===== RECORD EXTRACTS =====

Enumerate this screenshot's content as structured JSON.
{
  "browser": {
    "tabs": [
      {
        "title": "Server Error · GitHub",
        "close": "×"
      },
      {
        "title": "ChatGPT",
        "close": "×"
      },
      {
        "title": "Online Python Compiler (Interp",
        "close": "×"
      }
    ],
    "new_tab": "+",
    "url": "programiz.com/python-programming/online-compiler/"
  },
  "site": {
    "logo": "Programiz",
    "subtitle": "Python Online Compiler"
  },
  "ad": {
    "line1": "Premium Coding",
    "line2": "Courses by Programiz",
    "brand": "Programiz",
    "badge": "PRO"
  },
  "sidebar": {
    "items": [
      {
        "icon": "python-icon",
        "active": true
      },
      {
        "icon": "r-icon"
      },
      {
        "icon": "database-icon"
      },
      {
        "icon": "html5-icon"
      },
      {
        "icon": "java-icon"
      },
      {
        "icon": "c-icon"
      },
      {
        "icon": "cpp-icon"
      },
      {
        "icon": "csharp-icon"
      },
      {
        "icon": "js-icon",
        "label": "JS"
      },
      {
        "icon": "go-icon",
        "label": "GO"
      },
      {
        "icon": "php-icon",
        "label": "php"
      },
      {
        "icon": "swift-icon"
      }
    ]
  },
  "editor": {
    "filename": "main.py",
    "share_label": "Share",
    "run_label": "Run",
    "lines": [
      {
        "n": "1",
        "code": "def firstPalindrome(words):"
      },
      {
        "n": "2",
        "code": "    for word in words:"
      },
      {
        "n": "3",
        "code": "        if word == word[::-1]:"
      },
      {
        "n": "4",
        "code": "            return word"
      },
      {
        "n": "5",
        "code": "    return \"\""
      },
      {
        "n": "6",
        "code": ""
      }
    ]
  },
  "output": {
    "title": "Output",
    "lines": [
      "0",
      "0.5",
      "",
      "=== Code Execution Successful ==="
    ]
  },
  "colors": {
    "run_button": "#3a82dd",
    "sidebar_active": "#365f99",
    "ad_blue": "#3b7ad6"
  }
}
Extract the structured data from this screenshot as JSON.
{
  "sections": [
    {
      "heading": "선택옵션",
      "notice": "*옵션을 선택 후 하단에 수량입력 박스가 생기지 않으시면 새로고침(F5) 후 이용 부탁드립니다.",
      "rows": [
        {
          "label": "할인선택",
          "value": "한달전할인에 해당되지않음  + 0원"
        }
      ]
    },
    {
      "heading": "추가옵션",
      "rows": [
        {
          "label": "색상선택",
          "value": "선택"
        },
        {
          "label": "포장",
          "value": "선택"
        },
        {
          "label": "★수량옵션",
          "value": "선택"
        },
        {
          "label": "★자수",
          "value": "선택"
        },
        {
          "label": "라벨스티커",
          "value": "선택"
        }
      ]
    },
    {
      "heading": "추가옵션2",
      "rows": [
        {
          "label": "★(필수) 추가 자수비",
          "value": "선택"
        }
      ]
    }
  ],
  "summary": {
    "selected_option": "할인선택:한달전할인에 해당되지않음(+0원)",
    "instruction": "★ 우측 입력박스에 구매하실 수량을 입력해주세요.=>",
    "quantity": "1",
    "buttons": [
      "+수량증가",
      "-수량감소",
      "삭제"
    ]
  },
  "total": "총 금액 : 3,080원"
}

=====

§ **REQUEST**
From the records given above, copy all lines containing "icon".

§ **RESPONSE**
        "icon": "python-icon",
        "icon": "r-icon"
        "icon": "database-icon"
        "icon": "html5-icon"
        "icon": "java-icon"
        "icon": "c-icon"
        "icon": "cpp-icon"
        "icon": "csharp-icon"
        "icon": "js-icon",
        "icon": "go-icon",
        "icon": "php-icon",
        "icon": "swift-icon"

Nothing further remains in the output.